◆ DIRECTION
Report how many lines contain "previousPointer". Give the number and nothing else.

--

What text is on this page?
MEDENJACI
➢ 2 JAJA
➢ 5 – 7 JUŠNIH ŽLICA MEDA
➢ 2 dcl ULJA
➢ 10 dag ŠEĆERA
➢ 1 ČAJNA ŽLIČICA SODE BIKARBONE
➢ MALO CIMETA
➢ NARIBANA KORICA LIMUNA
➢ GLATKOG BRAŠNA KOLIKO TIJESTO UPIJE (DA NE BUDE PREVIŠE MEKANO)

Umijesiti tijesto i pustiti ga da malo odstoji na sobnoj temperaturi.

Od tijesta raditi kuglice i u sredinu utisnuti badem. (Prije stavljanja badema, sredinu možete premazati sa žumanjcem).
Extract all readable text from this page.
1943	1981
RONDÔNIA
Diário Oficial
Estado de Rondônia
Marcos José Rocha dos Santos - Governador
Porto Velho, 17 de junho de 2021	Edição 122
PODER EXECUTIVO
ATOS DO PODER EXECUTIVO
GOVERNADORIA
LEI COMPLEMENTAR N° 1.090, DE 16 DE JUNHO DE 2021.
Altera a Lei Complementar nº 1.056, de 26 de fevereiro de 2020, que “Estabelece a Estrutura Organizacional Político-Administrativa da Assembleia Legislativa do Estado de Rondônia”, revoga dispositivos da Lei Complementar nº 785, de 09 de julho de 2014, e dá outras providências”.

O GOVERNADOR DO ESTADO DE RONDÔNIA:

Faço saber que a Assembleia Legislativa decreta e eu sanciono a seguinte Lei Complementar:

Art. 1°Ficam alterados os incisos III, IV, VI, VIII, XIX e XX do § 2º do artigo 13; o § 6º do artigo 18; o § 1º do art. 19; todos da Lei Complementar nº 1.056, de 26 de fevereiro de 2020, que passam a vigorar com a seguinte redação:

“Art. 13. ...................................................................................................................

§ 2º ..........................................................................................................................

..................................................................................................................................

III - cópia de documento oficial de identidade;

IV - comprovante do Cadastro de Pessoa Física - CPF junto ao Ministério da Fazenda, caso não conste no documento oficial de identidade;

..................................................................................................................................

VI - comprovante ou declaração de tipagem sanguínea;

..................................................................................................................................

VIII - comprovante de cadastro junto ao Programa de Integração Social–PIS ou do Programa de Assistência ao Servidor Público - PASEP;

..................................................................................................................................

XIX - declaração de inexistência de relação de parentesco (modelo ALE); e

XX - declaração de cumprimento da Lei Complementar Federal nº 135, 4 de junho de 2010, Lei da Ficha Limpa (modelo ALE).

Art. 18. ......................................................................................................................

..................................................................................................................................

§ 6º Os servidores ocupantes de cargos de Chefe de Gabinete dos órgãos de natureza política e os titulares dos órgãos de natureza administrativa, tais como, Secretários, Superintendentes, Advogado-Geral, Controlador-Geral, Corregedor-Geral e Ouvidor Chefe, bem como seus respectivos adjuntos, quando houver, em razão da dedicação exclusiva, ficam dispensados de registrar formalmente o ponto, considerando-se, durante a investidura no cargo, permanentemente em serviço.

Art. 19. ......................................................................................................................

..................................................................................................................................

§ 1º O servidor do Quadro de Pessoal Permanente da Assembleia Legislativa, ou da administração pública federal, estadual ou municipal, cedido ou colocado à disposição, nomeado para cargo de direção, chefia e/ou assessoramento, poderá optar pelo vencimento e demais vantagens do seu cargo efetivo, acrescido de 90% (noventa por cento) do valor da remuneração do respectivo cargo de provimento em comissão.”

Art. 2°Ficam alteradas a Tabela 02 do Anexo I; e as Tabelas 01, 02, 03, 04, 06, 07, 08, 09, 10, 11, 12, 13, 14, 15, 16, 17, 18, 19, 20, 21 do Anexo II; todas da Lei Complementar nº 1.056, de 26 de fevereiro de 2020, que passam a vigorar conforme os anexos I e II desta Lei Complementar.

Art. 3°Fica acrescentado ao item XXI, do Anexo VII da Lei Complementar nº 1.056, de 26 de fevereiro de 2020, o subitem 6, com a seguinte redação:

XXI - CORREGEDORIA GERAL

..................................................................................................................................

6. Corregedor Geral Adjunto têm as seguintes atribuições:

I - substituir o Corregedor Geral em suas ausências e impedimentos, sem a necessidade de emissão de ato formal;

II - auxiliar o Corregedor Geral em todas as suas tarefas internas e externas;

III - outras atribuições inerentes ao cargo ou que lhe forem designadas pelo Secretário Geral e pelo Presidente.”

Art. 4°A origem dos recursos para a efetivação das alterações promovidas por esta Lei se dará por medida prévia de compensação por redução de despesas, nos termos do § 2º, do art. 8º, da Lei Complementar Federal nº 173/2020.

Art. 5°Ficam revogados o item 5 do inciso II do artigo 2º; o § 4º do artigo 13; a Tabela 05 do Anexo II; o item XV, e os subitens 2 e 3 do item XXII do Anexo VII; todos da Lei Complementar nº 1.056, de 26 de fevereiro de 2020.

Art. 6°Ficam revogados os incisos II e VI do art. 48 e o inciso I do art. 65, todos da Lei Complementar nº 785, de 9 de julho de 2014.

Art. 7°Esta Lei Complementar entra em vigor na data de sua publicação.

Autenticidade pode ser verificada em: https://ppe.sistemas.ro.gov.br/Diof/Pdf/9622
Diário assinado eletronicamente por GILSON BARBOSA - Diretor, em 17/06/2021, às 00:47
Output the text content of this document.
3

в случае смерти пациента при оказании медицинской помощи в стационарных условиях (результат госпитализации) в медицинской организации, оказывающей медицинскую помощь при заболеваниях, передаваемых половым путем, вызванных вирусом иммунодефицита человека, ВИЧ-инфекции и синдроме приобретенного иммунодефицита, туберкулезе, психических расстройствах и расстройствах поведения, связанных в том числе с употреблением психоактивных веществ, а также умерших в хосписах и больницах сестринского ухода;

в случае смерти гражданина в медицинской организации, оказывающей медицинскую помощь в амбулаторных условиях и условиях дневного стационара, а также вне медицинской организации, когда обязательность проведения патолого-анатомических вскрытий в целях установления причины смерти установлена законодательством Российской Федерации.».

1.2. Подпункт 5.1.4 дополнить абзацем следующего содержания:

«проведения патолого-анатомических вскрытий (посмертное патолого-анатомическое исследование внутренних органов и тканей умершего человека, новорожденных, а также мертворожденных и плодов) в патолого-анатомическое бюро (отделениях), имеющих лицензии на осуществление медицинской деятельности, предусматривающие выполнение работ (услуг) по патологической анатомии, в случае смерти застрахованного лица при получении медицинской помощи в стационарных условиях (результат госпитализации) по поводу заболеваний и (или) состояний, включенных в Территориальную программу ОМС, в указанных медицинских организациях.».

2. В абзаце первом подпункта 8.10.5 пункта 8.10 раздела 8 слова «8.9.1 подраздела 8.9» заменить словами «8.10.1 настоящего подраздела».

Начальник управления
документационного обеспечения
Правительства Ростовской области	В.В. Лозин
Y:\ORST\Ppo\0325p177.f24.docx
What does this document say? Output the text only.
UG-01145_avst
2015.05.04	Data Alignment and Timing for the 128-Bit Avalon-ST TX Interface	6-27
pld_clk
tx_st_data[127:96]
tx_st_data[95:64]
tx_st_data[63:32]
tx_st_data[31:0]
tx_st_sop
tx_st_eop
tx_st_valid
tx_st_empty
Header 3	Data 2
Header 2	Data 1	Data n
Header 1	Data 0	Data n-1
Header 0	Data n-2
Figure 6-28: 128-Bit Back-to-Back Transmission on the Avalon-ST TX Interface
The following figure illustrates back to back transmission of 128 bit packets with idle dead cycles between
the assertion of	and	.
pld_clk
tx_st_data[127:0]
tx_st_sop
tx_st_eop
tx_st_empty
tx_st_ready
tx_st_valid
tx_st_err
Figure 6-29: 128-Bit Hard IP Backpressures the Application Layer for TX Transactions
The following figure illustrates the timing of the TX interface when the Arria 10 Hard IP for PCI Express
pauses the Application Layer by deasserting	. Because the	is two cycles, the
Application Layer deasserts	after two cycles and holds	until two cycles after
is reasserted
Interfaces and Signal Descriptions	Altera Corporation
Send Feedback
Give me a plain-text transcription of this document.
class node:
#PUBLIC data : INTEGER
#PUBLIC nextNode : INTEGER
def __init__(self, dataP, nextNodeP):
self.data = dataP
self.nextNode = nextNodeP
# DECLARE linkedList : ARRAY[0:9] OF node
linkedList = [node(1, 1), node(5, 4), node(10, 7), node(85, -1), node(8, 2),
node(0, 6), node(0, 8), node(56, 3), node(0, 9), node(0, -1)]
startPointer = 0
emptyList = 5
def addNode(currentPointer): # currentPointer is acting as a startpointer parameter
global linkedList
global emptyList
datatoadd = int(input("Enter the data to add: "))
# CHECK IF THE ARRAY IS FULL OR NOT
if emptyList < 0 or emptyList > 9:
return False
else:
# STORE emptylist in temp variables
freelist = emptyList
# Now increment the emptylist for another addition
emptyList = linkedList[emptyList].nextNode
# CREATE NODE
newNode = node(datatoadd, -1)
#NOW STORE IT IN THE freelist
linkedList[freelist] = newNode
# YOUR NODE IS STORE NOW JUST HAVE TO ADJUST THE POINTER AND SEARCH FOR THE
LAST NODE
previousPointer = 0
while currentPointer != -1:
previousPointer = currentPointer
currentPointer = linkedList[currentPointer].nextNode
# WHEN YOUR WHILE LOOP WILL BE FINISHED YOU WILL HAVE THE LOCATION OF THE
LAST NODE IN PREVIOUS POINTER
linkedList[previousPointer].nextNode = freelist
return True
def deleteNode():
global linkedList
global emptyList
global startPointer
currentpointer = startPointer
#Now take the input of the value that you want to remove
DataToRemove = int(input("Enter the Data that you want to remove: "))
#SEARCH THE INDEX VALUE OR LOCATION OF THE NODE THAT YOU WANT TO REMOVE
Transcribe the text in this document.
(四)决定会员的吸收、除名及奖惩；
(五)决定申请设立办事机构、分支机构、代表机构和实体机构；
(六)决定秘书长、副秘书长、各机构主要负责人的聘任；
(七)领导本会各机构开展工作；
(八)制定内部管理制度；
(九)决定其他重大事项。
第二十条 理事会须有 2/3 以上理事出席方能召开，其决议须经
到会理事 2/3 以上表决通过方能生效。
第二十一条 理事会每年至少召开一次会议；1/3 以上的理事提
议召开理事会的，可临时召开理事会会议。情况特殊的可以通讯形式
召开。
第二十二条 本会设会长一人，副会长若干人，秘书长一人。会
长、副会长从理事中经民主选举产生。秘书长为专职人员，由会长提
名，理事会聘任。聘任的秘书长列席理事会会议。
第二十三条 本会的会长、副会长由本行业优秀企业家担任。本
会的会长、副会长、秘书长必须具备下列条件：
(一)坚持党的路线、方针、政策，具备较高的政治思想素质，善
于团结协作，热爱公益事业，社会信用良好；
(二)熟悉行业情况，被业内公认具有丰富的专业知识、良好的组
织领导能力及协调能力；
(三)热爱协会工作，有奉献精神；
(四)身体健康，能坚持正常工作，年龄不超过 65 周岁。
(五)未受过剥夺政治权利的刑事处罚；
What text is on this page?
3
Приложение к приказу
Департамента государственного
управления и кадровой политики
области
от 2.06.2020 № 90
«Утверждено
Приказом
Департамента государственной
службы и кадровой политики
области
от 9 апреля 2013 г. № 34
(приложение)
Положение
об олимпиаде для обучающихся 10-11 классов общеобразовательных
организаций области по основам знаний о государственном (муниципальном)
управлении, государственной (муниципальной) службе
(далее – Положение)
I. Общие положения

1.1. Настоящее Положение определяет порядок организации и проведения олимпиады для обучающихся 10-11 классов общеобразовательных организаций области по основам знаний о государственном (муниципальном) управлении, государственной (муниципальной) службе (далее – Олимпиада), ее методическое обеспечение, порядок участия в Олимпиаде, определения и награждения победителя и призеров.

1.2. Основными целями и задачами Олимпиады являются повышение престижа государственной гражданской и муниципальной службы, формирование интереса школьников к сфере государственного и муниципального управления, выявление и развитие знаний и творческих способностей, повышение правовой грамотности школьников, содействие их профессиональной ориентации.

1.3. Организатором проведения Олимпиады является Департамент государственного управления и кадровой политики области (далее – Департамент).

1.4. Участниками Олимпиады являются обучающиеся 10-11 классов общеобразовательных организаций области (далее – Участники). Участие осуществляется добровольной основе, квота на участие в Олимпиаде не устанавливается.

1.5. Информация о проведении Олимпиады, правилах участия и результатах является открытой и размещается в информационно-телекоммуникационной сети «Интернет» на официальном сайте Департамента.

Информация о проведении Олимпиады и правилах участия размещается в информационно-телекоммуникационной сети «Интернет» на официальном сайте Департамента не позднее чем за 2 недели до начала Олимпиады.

--

◆ THE OUTPUT
3